— begin Records for processing —

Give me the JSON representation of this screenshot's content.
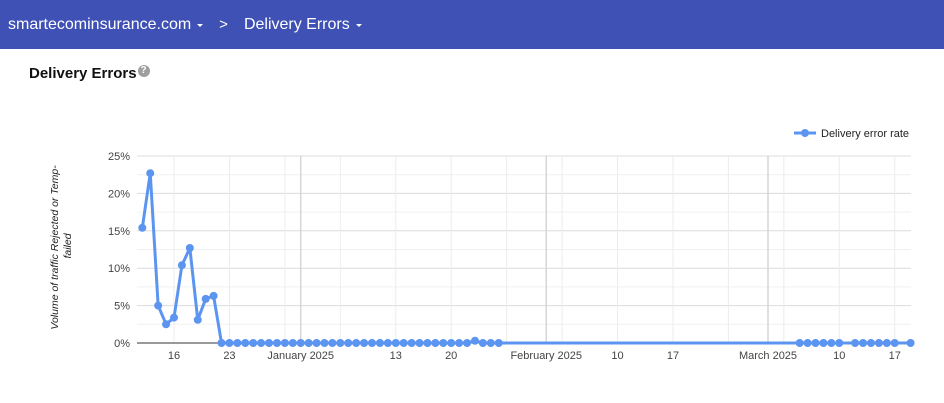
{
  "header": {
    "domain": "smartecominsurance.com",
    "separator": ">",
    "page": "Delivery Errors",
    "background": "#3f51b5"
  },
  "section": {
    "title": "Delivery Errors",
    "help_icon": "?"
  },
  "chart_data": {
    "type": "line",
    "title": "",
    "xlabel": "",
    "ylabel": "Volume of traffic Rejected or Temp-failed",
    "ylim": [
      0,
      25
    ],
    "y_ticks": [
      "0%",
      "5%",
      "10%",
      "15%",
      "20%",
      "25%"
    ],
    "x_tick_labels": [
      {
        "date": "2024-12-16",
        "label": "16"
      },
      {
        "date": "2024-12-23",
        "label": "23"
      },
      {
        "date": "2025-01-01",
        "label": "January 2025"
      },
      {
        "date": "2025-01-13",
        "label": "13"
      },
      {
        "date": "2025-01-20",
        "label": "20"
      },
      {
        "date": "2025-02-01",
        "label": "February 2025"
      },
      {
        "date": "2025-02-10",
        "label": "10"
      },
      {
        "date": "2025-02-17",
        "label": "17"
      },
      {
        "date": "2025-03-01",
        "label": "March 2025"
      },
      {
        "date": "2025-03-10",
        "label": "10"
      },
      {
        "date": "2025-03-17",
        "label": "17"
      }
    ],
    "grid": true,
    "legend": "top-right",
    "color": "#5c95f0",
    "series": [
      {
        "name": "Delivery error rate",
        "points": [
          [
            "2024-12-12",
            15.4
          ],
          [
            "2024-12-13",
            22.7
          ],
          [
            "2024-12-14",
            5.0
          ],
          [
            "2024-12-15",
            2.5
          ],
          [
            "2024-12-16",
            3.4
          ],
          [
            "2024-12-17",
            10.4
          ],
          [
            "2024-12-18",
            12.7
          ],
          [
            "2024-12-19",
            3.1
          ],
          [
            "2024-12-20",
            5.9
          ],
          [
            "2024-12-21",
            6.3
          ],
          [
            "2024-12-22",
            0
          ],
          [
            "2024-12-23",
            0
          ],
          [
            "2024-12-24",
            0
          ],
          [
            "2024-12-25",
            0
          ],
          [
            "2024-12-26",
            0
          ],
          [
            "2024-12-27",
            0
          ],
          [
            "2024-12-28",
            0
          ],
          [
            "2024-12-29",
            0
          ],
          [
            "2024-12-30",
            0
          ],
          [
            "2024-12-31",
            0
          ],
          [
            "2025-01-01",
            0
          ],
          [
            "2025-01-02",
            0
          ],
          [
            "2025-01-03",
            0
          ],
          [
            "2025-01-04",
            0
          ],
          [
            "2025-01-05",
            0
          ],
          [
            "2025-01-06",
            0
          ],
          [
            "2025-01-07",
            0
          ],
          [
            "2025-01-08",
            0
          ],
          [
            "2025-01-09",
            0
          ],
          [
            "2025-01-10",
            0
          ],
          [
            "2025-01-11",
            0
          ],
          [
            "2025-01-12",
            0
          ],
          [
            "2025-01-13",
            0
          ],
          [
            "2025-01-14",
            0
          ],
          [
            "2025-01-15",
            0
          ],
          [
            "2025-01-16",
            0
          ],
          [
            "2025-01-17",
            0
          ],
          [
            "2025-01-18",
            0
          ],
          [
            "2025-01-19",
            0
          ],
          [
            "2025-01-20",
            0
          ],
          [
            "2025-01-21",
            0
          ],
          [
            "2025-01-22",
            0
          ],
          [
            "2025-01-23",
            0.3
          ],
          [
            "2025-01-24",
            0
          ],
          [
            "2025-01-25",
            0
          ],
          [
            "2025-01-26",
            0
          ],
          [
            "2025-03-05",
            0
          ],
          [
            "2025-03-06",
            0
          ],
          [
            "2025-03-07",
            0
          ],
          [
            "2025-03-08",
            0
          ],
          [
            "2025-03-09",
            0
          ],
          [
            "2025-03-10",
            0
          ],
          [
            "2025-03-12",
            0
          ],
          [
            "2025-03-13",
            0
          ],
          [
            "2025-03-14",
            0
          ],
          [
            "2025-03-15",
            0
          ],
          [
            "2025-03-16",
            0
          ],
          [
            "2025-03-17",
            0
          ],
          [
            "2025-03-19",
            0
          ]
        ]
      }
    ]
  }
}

— end Records for processing —
— begin Records for processing —

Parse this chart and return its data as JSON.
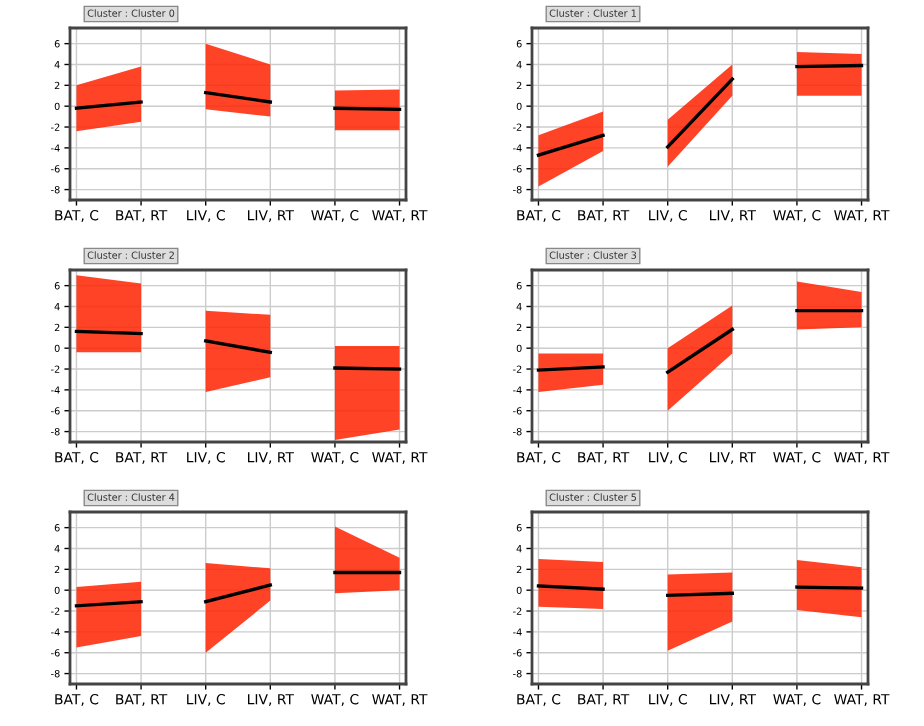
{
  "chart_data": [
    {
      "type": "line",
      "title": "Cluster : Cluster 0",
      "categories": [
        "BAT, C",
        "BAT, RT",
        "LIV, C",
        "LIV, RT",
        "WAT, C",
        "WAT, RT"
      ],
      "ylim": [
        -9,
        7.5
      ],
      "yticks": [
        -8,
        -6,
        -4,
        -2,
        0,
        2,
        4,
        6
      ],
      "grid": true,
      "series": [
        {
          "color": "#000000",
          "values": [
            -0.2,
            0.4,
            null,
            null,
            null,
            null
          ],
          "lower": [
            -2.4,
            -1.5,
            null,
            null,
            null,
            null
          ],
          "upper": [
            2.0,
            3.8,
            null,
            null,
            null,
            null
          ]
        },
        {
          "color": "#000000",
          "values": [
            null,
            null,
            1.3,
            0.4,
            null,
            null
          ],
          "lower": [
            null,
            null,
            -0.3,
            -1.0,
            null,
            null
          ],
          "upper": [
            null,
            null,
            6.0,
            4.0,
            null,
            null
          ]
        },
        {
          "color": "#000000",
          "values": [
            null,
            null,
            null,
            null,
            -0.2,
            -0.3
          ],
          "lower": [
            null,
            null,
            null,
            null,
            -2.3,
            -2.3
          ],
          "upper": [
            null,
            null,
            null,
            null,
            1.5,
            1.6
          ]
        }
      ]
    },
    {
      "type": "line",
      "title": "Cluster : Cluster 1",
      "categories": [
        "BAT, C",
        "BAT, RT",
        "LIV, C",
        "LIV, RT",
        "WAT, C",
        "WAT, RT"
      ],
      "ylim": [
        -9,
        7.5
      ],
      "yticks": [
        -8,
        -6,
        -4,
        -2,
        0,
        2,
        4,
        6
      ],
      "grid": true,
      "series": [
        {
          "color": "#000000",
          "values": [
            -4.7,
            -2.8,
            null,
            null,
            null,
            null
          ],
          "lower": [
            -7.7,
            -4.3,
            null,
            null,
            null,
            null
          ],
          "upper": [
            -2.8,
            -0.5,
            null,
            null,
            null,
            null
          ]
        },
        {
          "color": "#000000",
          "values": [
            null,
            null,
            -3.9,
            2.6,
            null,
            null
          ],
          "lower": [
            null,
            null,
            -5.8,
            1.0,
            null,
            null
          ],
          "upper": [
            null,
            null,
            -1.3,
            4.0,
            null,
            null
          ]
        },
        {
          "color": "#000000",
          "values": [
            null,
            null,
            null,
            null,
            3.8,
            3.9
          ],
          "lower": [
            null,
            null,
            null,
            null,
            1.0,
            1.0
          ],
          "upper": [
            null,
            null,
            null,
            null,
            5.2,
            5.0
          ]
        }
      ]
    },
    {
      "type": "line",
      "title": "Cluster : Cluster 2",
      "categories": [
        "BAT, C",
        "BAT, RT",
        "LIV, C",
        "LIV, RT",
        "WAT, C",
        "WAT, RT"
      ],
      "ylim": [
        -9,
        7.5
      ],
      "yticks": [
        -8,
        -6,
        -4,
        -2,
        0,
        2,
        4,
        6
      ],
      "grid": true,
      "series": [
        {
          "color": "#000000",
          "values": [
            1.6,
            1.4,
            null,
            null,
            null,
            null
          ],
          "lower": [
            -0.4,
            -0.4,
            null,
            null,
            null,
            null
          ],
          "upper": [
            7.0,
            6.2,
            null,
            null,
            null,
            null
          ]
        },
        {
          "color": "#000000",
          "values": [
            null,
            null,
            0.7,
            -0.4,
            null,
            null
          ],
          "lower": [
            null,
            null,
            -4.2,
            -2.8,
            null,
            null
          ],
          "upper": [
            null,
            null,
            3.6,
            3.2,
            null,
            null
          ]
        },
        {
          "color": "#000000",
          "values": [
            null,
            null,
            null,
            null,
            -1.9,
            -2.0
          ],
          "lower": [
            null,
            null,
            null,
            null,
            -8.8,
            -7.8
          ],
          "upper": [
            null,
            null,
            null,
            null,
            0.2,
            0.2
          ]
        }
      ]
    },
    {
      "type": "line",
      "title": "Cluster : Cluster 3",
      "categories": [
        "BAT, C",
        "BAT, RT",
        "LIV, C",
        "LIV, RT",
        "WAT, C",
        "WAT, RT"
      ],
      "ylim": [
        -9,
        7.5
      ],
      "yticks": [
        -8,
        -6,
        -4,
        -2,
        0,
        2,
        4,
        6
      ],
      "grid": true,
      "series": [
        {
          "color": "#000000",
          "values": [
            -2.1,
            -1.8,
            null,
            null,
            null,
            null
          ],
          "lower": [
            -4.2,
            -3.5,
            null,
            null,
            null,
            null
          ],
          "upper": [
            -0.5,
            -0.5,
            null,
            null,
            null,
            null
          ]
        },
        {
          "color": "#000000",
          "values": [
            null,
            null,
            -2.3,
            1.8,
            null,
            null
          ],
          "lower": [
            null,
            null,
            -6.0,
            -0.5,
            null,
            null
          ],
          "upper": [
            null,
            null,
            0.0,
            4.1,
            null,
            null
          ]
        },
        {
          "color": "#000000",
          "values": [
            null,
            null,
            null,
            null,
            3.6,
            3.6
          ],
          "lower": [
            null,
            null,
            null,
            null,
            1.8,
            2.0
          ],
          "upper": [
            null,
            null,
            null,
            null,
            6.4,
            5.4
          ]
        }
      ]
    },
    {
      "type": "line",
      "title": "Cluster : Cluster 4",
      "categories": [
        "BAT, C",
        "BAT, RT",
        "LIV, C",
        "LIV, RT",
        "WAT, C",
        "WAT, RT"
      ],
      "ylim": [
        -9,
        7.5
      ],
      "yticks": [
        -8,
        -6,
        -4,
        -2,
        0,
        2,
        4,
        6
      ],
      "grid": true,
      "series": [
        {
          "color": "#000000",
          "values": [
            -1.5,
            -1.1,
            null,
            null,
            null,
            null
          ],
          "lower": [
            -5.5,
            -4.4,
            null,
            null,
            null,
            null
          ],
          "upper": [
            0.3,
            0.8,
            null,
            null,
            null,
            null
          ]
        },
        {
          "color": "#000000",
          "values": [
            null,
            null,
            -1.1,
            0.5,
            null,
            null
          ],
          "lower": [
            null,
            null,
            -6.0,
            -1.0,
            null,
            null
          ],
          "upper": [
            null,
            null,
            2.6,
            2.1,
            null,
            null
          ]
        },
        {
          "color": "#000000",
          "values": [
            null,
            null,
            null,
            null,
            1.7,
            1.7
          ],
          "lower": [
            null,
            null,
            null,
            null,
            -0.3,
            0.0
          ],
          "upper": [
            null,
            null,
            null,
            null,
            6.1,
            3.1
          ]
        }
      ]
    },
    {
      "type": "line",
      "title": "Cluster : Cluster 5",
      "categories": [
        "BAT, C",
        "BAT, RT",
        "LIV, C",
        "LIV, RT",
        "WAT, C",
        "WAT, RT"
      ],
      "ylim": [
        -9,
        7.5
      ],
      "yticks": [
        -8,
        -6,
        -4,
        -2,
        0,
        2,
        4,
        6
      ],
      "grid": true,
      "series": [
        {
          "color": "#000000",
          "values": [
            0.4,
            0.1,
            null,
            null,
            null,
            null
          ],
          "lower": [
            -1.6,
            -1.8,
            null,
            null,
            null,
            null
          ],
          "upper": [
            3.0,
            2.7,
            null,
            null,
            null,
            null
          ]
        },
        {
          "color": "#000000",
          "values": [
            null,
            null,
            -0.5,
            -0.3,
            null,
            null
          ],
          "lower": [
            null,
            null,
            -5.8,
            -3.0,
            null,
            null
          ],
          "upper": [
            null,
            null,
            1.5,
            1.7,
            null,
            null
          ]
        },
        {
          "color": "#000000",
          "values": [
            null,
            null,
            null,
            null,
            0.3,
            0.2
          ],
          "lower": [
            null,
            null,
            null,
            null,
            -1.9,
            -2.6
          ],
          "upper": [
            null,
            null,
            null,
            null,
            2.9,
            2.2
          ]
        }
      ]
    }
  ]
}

— end Records for processing —
— begin Records for processing —

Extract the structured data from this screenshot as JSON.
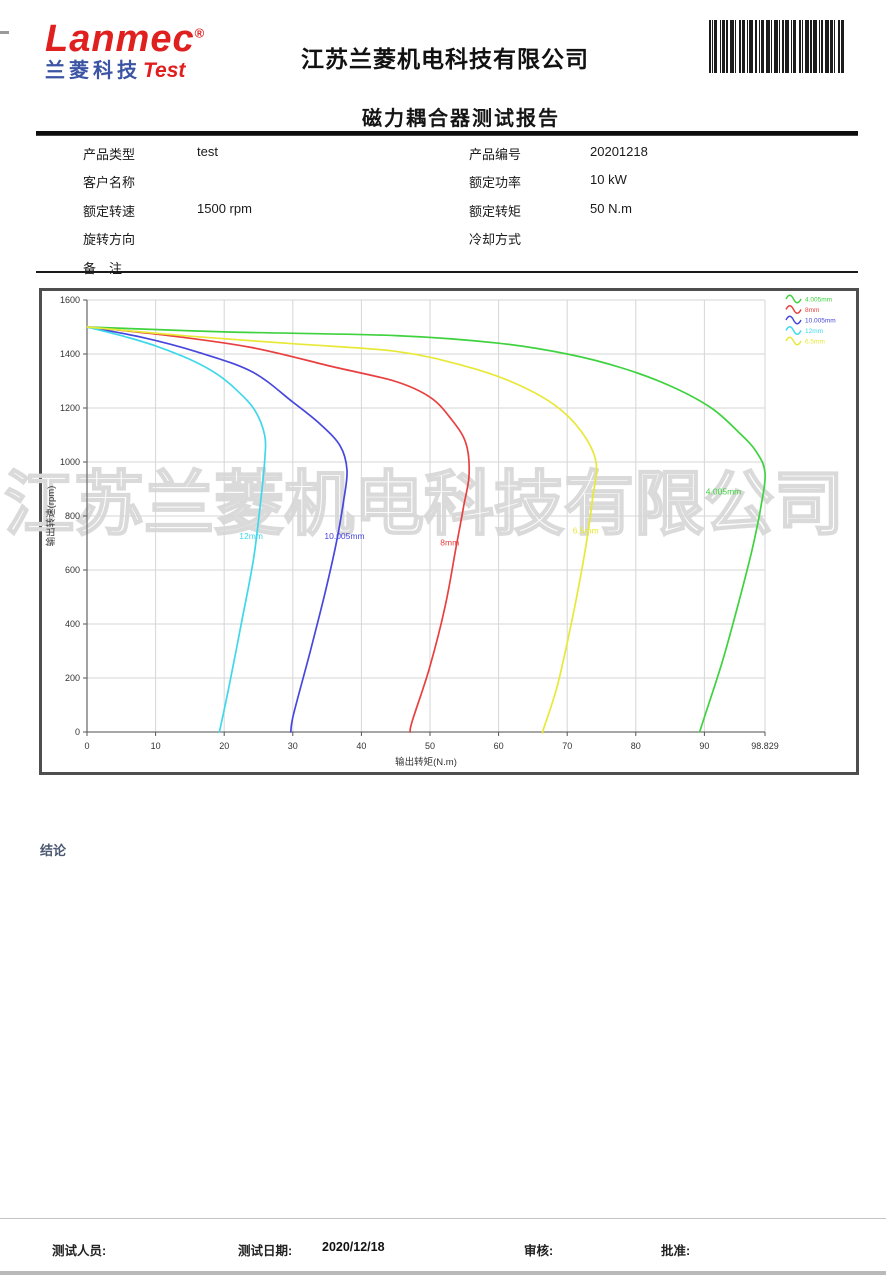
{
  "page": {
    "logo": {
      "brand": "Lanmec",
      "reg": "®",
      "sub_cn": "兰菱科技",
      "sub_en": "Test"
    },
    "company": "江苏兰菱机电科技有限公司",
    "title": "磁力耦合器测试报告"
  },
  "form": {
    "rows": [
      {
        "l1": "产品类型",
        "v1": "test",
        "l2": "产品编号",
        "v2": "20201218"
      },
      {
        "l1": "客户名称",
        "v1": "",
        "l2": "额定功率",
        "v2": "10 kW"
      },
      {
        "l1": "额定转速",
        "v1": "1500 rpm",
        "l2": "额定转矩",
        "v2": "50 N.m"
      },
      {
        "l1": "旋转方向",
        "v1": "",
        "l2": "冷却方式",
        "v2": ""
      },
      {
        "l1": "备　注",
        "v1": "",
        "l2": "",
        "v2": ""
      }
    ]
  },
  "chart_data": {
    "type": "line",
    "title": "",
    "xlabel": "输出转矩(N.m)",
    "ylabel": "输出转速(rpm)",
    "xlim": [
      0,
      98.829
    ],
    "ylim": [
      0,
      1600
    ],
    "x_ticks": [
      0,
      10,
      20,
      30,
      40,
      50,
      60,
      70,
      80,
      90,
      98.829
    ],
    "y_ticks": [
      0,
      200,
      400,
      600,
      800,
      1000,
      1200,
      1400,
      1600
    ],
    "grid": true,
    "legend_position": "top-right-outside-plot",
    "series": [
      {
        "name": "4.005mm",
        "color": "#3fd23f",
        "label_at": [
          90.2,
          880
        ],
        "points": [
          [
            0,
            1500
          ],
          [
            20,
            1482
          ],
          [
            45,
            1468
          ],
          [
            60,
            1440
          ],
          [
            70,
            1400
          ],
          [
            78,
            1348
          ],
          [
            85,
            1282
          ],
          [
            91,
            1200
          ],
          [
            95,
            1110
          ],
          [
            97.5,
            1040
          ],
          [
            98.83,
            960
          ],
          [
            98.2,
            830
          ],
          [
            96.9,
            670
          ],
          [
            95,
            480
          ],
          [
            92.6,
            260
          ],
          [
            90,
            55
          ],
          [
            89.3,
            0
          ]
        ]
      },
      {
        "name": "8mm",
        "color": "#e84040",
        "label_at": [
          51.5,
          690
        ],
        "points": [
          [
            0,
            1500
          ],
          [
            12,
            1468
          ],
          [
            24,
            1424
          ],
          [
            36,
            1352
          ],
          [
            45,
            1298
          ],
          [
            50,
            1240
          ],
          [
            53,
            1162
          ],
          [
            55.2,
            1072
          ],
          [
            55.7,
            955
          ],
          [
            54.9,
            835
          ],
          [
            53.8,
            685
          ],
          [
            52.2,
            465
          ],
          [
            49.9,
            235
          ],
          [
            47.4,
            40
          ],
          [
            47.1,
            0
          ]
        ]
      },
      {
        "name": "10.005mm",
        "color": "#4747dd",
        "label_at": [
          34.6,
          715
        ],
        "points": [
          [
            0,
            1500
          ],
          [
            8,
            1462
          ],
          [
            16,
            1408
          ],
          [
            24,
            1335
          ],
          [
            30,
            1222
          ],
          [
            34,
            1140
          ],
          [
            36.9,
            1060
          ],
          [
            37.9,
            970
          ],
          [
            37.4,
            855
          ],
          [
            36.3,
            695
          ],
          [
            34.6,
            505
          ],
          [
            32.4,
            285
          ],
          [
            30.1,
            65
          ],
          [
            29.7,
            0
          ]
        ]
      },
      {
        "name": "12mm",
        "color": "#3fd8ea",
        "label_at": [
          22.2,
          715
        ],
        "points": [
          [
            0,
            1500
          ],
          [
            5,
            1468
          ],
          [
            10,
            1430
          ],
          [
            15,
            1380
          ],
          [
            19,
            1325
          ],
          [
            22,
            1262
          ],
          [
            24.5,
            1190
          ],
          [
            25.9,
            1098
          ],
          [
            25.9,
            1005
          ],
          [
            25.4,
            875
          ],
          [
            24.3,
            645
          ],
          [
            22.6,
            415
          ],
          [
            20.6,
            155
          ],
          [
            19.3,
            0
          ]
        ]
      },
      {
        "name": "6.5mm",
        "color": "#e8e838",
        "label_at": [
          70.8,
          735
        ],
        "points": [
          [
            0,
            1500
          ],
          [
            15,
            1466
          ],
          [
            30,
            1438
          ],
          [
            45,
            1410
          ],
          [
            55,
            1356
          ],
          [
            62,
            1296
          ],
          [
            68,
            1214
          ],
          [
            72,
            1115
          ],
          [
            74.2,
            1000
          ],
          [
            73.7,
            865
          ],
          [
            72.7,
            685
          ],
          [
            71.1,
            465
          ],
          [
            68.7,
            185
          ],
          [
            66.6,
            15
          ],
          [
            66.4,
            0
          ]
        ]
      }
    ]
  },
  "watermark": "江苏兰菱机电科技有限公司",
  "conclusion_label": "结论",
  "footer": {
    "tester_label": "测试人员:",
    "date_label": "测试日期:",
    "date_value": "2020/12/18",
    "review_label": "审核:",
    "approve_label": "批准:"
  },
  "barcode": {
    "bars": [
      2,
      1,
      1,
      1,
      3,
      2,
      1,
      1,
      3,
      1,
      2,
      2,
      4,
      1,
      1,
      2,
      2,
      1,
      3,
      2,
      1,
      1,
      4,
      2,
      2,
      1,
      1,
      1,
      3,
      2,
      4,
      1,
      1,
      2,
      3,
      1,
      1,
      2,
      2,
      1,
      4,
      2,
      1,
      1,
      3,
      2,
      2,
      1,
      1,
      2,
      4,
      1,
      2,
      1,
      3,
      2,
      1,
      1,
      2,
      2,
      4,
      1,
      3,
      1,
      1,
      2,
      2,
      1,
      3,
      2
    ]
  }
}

— end Records for processing —

To do >>
State how many lines in the entries above include the word "ylabel"; reply with the number alone.

Response to this exercise >>
2